> **What needs to be done**
Copy out each line containing "MEXC" from the entries below.

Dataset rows

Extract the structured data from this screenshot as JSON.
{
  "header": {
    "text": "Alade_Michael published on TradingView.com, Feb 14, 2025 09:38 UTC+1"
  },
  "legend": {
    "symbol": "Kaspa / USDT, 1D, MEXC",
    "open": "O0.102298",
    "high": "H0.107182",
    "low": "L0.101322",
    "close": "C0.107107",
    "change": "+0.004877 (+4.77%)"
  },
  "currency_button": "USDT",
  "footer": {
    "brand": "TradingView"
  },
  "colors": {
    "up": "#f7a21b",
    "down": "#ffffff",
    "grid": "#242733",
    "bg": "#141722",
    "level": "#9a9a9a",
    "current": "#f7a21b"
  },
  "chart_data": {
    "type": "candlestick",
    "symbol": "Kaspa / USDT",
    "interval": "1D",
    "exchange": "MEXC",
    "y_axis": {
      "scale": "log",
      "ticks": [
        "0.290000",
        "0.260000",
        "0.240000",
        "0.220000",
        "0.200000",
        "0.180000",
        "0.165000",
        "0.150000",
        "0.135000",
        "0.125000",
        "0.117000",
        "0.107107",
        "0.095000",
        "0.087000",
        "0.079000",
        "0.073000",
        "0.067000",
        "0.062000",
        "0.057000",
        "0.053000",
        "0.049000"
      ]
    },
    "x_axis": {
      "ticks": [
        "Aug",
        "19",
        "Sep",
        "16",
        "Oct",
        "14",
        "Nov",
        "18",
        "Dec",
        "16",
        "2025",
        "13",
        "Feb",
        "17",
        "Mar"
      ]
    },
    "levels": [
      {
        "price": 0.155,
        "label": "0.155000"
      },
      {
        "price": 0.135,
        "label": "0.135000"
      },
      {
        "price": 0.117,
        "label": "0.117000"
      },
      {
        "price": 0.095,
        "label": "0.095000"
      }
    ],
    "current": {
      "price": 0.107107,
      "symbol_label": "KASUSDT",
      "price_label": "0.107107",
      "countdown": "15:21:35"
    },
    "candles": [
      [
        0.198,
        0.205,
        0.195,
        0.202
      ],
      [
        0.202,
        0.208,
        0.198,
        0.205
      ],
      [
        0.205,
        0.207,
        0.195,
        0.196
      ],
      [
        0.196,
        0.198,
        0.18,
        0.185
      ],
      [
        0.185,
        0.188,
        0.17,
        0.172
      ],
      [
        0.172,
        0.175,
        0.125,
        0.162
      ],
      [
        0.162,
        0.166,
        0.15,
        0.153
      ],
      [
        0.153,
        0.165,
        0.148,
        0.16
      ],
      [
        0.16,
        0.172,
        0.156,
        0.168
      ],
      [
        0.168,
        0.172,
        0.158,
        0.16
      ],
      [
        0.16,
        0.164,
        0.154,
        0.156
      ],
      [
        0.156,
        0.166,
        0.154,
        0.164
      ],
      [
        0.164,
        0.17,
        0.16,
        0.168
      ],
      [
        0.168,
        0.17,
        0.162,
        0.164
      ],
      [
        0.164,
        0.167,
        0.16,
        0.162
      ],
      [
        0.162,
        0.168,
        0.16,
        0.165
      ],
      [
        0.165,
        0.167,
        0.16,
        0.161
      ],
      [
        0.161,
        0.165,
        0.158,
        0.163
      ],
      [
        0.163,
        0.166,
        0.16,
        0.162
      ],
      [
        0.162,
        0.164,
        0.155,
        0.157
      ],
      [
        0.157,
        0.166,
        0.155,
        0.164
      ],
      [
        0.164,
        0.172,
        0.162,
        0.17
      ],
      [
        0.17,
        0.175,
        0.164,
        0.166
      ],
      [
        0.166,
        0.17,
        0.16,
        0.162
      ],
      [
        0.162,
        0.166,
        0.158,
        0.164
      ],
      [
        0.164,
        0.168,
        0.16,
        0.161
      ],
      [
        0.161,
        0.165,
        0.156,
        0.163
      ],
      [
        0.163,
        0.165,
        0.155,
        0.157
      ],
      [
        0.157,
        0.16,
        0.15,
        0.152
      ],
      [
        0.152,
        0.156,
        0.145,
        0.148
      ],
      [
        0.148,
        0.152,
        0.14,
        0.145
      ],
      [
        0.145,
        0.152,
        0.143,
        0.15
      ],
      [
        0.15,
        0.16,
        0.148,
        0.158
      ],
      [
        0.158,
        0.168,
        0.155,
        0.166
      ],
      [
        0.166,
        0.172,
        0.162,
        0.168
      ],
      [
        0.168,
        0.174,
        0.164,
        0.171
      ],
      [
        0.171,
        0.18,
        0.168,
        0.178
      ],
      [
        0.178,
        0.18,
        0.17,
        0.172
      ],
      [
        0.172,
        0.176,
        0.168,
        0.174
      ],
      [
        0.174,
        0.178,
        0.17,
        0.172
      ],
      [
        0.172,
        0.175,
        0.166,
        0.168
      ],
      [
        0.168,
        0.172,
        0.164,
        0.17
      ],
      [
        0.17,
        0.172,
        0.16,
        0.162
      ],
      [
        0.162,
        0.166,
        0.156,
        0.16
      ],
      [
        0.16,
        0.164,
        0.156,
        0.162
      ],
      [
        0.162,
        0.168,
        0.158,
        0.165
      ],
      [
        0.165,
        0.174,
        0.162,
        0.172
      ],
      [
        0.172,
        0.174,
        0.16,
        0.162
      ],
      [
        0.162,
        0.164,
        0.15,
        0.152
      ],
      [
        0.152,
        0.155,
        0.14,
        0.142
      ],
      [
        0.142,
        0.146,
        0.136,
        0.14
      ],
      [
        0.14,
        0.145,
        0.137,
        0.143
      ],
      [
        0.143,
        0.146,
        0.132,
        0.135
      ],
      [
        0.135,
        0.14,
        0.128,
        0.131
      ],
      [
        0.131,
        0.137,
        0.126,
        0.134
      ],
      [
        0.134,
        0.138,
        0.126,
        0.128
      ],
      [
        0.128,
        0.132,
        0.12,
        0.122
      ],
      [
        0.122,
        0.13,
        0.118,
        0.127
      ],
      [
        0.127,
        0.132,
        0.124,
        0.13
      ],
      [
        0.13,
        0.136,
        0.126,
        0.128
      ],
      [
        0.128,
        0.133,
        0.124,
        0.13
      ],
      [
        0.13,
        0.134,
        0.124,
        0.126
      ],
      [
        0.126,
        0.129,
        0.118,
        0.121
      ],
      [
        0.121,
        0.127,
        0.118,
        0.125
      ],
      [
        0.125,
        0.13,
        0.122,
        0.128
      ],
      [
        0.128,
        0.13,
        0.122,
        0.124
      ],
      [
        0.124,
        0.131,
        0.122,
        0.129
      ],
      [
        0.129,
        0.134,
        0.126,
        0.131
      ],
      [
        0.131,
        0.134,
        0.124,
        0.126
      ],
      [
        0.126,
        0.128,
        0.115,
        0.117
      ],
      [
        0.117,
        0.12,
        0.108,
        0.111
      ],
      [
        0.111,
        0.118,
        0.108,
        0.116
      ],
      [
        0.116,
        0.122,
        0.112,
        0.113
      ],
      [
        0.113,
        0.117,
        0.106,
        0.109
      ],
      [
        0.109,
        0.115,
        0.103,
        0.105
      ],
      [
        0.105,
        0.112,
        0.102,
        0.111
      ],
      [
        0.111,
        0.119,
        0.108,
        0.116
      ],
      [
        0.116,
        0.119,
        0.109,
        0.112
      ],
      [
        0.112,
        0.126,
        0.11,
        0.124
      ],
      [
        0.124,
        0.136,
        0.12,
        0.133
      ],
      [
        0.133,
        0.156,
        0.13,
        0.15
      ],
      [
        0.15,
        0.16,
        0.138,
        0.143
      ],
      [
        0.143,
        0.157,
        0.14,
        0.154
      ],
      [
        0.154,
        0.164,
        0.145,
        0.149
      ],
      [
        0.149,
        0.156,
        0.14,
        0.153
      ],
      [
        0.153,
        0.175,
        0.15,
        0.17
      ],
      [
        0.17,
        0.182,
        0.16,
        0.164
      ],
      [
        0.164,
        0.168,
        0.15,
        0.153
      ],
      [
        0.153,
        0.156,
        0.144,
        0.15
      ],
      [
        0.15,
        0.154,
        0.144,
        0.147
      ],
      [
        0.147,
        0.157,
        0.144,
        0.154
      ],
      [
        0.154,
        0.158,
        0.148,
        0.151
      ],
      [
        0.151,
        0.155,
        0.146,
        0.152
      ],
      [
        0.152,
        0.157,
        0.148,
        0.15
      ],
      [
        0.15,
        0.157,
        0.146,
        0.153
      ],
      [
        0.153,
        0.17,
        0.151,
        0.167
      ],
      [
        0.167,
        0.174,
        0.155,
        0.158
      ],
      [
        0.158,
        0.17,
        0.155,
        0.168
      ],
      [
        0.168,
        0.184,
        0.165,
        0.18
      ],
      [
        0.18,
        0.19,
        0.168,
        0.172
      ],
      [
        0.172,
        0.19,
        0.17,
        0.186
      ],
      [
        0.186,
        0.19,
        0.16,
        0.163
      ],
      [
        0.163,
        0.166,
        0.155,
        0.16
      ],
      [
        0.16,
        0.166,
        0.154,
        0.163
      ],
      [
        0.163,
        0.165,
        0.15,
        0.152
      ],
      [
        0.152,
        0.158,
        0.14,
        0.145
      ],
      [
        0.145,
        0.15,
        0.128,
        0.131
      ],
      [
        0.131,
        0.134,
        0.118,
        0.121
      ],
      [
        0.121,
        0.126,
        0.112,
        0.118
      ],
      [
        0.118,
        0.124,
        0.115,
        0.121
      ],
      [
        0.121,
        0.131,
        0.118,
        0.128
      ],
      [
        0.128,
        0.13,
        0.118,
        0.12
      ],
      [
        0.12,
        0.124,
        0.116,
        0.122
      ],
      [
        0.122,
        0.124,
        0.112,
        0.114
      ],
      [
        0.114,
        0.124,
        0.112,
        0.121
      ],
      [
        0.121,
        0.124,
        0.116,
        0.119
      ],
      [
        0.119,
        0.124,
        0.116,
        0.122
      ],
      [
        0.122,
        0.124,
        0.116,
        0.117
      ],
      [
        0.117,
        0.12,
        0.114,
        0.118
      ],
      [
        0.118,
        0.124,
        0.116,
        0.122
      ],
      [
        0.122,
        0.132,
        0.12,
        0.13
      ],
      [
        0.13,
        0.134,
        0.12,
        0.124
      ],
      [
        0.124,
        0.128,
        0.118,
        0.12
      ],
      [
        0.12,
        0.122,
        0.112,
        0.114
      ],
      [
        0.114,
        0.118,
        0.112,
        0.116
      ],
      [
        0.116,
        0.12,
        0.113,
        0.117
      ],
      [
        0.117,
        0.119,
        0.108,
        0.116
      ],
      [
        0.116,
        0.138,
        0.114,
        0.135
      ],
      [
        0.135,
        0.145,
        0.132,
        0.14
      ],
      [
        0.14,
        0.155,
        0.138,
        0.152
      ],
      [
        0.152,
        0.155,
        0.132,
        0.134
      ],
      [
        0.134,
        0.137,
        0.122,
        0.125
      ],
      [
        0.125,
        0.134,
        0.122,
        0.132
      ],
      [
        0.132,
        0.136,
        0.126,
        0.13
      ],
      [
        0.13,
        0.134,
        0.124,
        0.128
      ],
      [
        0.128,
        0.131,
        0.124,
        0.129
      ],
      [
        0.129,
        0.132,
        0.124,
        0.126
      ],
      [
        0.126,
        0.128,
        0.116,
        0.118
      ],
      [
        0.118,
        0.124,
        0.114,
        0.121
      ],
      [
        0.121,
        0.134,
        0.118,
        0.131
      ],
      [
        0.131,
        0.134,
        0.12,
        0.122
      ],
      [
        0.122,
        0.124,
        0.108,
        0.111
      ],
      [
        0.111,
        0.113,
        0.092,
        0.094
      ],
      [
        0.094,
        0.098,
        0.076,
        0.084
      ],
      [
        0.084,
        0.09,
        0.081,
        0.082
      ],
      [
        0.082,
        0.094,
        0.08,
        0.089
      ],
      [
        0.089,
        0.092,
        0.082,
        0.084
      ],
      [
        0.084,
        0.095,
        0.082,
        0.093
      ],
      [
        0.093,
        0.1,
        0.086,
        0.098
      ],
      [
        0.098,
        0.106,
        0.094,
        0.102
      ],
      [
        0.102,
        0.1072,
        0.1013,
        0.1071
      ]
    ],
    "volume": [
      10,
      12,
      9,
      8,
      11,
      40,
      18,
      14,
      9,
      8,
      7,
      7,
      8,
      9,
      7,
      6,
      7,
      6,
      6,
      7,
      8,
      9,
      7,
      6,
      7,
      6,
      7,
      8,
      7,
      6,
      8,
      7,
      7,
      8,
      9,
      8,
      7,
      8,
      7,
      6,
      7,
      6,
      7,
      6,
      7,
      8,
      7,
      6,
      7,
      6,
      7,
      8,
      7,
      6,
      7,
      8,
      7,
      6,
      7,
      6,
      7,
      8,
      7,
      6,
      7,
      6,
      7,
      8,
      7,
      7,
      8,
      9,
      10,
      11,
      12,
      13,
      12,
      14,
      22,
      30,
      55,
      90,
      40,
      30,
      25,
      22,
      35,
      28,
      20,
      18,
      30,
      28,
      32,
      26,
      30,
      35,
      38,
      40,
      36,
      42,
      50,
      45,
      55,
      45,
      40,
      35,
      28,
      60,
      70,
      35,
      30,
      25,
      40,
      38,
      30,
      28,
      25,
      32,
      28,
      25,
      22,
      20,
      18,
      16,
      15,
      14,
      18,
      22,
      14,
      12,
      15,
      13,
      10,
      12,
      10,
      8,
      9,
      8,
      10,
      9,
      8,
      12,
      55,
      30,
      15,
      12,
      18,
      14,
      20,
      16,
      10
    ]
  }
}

> **The reply**
    "symbol": "Kaspa / USDT, 1D, MEXC",
    "exchange": "MEXC",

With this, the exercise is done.